### [Extracted records]
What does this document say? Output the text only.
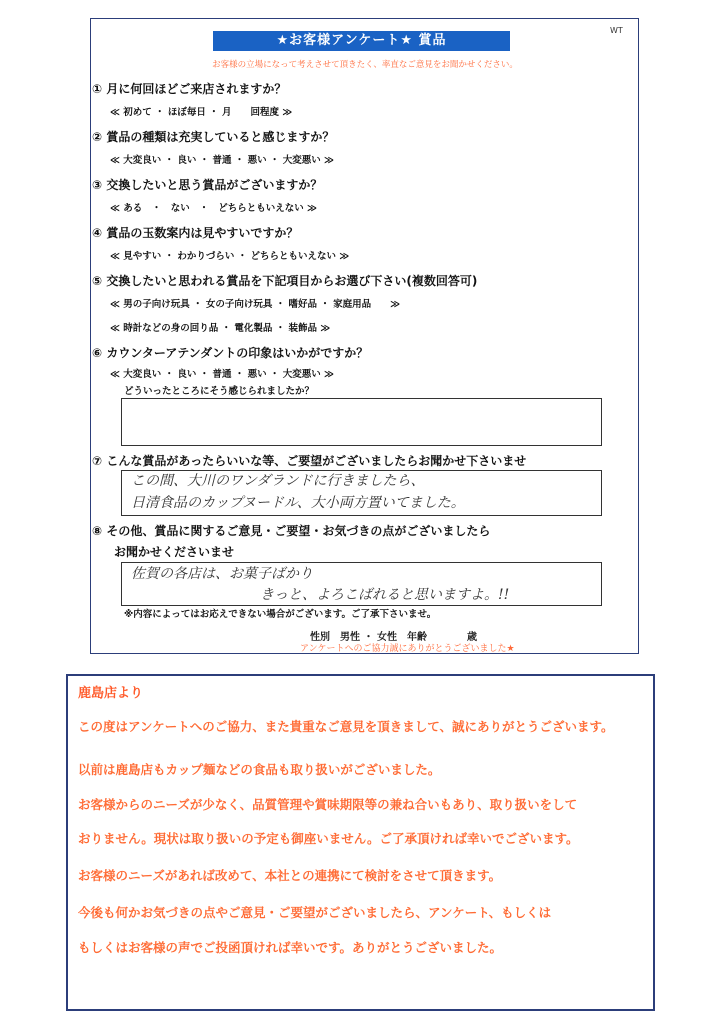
WT
★お客様アンケート★ 賞品
お客様の立場になって考えさせて頂きたく、率直なご意見をお聞かせください。
① 月に何回ほどご来店されますか？
≪ 初めて ・ ほぼ毎日 ・ 月　　回程度 ≫
② 賞品の種類は充実していると感じますか？
≪ 大変良い ・ 良い ・ 普通 ・ 悪い ・ 大変悪い ≫
③ 交換したいと思う賞品がございますか？
≪ ある　・　ない　・　どちらともいえない ≫
④ 賞品の玉数案内は見やすいですか？
≪ 見やすい ・ わかりづらい ・ どちらともいえない ≫
⑤ 交換したいと思われる賞品を下記項目からお選び下さい(複数回答可)
≪ 男の子向け玩具 ・ 女の子向け玩具 ・ 嗜好品 ・ 家庭用品　　≫
≪ 時計などの身の回り品 ・ 電化製品 ・ 装飾品 ≫
⑥ カウンターアテンダントの印象はいかがですか？
≪ 大変良い ・ 良い ・ 普通 ・ 悪い ・ 大変悪い ≫
どういったところにそう感じられましたか？
⑦ こんな賞品があったらいいな等、ご要望がございましたらお聞かせ下さいませ
この間、大川のワンダランドに行きましたら、
日清食品のカップヌードル、大小両方置いてました。
⑧ その他、賞品に関するご意見・ご要望・お気づきの点がございましたら
お聞かせくださいませ
佐賀の各店は、お菓子ばかり
きっと、よろこばれると思いますよ。!!
※内容によってはお応えできない場合がございます。ご了承下さいませ。
性別　男性 ・ 女性　年齢　　　　歳
アンケートへのご協力誠にありがとうございました★
鹿島店より
この度はアンケートへのご協力、また貴重なご意見を頂きまして、誠にありがとうございます。
以前は鹿島店もカップ麺などの食品も取り扱いがございました。
お客様からのニーズが少なく、品質管理や賞味期限等の兼ね合いもあり、取り扱いをして
おりません。現状は取り扱いの予定も御座いません。ご了承頂ければ幸いでございます。
お客様のニーズがあれば改めて、本社との連携にて検討をさせて頂きます。
今後も何かお気づきの点やご意見・ご要望がございましたら、アンケート、もしくは
もしくはお客様の声でご投函頂ければ幸いです。ありがとうございました。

### [Exercise goal]
Search the listing for the string "どちらともいえない". Copy each line where it turns up.

### [Result of the exercise]
≪ ある　・　ない　・　どちらともいえない ≫
≪ 見やすい ・ わかりづらい ・ どちらともいえない ≫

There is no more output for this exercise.